# start of Record set
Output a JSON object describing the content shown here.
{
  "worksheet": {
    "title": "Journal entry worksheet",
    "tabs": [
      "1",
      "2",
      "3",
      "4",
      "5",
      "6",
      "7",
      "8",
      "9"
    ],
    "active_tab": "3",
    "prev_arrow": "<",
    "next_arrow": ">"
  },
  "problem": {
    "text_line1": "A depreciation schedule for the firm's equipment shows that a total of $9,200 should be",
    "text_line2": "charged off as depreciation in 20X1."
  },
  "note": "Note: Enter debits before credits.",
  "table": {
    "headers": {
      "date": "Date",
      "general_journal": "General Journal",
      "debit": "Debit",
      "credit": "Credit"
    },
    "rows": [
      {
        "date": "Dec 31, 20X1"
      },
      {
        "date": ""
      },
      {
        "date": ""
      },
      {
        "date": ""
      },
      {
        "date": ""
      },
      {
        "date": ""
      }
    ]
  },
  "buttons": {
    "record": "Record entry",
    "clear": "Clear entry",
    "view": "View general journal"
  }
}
# end of Record set
Task to carry out:
Which lines hold the word "entry"? Return all of them from the records above.

Response below:
    "title": "Journal entry worksheet",
    "record": "Record entry",
    "clear": "Clear entry",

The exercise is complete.